» **Extracted data entries**:
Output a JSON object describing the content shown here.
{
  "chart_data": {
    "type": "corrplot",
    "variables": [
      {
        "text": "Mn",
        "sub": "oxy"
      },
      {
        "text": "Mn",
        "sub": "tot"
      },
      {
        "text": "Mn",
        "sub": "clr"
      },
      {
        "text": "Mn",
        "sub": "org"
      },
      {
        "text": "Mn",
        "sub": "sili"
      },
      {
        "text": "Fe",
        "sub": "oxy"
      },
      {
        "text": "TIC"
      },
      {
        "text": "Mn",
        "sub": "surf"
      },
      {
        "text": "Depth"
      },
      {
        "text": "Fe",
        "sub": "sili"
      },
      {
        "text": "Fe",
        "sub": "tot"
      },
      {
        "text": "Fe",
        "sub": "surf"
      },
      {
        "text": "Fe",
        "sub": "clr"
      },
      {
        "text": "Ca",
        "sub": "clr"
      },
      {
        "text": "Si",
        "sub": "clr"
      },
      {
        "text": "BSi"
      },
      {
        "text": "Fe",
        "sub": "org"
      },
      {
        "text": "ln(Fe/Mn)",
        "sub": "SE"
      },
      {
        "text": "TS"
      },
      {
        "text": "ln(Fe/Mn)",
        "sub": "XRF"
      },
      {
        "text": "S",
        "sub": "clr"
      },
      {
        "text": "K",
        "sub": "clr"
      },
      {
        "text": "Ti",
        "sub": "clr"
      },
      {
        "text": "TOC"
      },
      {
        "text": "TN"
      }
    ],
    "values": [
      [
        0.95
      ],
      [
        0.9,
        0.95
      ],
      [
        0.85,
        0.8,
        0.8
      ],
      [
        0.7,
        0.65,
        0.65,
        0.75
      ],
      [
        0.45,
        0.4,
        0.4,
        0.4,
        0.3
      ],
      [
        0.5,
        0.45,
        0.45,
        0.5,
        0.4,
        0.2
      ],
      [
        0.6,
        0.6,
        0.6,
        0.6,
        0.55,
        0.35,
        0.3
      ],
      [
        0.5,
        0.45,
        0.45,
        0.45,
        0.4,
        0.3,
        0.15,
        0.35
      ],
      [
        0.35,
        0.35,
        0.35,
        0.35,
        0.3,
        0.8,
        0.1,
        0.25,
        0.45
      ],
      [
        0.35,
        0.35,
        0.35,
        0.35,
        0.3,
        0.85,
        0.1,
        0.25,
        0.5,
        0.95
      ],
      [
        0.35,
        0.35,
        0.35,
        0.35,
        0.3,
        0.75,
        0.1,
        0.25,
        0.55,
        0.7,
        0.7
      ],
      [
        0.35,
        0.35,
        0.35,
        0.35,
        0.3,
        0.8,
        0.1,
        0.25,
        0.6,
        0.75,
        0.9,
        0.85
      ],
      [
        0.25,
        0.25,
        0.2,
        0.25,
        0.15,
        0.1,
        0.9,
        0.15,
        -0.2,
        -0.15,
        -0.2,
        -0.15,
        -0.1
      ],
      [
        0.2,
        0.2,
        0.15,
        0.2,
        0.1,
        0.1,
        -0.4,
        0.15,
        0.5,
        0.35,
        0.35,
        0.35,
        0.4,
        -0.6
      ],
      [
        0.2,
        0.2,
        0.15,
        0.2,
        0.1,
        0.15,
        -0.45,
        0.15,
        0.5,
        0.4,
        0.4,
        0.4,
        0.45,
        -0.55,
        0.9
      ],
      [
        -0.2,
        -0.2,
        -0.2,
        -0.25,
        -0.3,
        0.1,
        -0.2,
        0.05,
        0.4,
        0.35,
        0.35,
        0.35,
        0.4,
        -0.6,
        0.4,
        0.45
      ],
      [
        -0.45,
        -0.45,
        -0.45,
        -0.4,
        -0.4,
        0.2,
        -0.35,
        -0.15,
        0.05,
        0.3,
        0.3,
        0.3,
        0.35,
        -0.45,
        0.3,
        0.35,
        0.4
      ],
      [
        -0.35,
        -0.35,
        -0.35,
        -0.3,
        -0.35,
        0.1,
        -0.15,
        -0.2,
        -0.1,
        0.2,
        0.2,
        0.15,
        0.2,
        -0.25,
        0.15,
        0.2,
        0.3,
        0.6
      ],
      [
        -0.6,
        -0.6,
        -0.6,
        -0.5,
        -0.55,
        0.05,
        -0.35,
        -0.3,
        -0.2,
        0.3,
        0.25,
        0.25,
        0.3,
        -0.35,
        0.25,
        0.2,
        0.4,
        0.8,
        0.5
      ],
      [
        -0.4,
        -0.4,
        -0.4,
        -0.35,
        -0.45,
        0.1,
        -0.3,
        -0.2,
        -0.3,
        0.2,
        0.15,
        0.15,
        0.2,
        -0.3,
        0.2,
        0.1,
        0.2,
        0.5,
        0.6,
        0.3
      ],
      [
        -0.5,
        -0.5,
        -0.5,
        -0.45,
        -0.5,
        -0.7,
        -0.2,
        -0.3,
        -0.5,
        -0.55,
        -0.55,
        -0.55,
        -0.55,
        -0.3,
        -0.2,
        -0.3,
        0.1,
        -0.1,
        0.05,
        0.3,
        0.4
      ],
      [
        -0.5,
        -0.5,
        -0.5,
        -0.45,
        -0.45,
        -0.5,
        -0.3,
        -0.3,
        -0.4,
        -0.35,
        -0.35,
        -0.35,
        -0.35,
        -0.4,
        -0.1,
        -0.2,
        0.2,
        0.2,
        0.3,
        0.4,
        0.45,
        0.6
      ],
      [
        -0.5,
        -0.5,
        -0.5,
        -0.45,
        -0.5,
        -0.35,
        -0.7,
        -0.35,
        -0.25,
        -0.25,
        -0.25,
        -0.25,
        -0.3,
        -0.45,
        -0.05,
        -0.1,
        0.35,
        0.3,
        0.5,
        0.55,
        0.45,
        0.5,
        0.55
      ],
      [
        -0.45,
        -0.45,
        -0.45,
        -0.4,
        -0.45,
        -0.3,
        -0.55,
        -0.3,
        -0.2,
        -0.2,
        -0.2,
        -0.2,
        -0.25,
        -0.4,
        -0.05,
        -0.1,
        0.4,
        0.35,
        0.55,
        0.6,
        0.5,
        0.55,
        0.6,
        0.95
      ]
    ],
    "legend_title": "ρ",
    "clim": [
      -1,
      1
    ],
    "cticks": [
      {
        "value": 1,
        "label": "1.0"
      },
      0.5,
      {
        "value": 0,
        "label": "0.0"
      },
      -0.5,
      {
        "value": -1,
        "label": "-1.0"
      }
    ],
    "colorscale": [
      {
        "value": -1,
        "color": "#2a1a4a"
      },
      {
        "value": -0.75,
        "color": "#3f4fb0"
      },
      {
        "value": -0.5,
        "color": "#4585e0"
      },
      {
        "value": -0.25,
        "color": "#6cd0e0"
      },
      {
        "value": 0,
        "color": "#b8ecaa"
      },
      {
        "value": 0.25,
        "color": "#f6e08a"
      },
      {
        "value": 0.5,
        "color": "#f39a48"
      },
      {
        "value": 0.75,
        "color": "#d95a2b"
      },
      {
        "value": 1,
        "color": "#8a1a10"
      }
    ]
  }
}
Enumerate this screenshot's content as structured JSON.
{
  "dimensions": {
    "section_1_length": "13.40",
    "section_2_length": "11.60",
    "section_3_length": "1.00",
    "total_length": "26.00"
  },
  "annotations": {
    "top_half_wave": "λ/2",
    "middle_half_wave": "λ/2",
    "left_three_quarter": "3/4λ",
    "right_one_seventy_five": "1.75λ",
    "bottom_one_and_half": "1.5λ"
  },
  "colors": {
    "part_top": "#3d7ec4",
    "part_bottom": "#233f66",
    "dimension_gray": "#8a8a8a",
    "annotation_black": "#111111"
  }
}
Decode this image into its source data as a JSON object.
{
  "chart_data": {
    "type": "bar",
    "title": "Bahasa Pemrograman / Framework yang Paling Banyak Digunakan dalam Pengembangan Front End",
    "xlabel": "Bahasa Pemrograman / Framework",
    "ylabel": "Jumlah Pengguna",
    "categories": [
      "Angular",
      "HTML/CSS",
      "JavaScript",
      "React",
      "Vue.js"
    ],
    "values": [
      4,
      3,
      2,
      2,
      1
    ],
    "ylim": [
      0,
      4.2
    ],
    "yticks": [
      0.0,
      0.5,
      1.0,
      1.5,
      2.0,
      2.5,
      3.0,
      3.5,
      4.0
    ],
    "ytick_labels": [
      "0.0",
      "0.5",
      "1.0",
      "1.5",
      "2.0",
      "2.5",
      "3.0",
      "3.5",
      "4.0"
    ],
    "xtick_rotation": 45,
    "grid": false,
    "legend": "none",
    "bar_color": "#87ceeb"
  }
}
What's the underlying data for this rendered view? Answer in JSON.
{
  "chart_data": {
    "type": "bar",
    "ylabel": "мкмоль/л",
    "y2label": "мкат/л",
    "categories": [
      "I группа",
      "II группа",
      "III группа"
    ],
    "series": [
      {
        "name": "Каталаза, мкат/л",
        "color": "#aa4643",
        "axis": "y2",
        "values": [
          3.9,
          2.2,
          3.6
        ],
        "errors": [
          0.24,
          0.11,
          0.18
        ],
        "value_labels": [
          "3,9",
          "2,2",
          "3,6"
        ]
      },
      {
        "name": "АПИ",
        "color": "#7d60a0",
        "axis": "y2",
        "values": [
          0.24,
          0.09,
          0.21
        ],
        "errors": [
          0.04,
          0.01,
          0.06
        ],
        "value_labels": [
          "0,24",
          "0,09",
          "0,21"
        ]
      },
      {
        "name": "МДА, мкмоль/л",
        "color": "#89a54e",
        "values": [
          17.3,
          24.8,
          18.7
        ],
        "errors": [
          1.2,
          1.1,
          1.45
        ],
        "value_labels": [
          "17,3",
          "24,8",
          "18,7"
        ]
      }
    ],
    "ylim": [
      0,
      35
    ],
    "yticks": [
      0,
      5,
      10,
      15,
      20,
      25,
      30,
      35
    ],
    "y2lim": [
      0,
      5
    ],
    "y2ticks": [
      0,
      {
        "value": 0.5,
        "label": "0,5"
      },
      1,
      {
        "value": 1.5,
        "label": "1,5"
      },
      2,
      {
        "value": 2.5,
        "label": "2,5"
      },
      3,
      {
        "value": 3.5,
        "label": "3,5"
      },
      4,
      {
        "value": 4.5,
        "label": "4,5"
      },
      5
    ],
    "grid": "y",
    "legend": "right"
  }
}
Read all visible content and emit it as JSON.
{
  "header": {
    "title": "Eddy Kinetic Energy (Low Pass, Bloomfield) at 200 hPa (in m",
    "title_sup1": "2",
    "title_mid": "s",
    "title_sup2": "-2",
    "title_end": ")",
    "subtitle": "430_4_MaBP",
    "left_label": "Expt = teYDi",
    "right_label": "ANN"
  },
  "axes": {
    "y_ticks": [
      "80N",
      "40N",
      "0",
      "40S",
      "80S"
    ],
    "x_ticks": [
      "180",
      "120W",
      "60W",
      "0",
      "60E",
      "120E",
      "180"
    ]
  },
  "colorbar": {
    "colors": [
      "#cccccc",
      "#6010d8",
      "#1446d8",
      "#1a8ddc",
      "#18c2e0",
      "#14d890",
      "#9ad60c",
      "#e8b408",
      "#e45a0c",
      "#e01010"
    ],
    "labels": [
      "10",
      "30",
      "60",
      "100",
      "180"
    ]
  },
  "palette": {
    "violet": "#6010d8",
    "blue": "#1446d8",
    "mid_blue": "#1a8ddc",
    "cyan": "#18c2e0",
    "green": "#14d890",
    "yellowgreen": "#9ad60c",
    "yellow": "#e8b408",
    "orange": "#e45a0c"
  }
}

» **What is needed**: Copy every line of the records above that contains "name".

» **Output below**:
        "name": "Каталаза, мкат/л",
        "name": "АПИ",
        "name": "МДА, мкмоль/л",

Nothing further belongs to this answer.